▶ **Dataset entries on figures**
◆ ◆ ◆

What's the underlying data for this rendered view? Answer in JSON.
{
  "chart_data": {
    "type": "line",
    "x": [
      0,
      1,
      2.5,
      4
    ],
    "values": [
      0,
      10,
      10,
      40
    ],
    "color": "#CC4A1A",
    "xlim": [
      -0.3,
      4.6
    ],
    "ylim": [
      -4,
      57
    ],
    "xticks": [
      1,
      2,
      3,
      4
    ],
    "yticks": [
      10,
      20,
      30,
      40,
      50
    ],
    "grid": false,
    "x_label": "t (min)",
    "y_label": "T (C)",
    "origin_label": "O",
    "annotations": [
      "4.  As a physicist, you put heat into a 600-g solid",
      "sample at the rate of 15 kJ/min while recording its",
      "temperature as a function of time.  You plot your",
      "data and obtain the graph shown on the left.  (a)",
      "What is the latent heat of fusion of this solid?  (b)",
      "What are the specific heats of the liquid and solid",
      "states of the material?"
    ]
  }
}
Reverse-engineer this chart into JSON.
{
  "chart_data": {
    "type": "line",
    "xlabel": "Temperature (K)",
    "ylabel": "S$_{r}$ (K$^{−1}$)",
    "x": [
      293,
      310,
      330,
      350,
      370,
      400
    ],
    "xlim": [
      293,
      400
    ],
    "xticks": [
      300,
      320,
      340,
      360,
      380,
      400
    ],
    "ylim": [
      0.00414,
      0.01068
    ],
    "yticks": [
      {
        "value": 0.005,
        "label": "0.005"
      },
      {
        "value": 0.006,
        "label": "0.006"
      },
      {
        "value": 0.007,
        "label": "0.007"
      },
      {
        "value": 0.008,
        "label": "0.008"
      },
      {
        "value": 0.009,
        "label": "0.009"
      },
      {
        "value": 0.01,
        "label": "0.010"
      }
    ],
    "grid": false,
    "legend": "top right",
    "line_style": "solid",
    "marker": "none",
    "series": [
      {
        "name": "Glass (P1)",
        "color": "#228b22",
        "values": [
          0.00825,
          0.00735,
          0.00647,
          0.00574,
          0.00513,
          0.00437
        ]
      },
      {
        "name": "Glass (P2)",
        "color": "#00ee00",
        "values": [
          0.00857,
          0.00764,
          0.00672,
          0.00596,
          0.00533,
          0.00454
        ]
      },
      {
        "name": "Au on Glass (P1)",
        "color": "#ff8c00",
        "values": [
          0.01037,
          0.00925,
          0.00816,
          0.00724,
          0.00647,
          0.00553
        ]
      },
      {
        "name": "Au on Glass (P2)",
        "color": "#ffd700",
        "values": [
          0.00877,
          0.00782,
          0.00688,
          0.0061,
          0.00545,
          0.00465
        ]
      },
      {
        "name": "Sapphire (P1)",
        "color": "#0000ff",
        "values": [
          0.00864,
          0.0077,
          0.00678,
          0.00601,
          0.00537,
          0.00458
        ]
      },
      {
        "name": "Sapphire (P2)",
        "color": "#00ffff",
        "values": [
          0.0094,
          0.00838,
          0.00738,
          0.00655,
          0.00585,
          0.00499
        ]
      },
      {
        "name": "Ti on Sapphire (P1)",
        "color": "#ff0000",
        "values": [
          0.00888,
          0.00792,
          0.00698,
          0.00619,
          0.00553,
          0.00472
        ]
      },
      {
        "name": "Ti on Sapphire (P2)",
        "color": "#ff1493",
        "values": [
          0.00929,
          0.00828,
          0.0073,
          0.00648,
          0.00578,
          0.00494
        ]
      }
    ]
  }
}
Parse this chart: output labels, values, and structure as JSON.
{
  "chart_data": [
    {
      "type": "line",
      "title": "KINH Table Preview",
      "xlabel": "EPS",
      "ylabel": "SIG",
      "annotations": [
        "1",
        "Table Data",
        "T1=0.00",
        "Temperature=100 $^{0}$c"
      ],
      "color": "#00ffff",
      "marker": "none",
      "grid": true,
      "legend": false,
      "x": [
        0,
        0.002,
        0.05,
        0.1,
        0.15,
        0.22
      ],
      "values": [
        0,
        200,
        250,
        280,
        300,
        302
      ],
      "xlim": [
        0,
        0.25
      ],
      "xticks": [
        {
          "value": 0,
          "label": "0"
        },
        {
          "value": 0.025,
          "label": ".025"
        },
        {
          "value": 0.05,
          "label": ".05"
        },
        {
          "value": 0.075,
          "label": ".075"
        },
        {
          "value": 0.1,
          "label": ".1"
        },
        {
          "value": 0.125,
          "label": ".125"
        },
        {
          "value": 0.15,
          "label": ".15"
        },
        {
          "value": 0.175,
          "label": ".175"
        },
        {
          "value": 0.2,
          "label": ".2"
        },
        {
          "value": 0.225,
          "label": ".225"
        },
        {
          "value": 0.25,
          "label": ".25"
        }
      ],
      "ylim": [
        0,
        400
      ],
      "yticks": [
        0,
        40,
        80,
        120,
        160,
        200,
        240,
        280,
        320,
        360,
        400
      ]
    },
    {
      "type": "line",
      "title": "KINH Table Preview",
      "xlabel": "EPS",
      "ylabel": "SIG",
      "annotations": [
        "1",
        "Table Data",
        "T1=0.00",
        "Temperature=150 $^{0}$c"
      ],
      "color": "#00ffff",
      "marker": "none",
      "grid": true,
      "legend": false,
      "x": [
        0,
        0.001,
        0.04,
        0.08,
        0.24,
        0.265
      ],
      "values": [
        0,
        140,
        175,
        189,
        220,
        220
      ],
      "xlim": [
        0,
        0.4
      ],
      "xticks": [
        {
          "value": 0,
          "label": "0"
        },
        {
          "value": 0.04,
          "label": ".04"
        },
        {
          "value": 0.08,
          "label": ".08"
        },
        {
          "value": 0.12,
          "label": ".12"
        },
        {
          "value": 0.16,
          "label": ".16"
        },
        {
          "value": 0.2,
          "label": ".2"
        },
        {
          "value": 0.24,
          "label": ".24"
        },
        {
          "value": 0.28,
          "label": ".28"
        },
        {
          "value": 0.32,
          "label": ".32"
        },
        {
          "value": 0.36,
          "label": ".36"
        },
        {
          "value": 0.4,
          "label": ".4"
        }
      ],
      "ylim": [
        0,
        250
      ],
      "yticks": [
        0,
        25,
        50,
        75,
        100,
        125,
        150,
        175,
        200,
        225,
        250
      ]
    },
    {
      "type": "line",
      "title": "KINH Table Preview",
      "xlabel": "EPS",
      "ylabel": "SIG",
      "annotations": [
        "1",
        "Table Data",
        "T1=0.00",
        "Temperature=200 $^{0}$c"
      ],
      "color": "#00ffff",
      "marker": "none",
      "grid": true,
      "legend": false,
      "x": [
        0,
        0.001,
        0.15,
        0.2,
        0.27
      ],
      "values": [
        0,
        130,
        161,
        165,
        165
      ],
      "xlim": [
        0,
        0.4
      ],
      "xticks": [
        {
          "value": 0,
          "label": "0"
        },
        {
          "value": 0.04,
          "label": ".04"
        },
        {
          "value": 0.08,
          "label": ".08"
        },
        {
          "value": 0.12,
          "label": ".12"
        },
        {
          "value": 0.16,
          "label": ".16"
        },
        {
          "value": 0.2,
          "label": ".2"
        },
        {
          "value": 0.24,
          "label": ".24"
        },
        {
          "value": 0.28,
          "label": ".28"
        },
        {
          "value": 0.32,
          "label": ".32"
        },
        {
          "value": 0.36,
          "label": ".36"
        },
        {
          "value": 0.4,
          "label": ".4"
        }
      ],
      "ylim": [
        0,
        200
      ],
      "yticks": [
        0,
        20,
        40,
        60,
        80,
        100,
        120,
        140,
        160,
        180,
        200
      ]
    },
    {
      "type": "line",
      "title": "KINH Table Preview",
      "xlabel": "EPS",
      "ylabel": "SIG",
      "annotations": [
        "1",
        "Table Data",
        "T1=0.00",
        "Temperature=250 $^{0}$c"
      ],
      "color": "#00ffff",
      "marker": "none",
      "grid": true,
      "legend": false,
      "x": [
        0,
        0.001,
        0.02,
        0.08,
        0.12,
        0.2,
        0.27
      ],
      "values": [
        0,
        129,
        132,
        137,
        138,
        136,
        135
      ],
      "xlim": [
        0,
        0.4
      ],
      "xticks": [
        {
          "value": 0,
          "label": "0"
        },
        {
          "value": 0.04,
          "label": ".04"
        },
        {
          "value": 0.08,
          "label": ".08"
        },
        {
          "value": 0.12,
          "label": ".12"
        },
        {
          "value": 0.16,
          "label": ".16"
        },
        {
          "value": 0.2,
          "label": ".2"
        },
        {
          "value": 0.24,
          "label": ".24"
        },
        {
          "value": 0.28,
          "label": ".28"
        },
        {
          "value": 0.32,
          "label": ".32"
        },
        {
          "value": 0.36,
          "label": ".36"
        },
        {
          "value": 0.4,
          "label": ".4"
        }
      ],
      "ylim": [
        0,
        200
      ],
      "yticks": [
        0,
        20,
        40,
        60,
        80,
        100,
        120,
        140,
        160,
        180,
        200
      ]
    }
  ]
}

◆ ◆ ◆

▶ **Exercise brief**
Pick out the lines containing the string "name" and show them.

▶ **Correct answer**
        "name": "Glass (P1)",
        "name": "Glass (P2)",
        "name": "Au on Glass (P1)",
        "name": "Au on Glass (P2)",
        "name": "Sapphire (P1)",
        "name": "Sapphire (P2)",
        "name": "Ti on Sapphire (P1)",
        "name": "Ti on Sapphire (P2)",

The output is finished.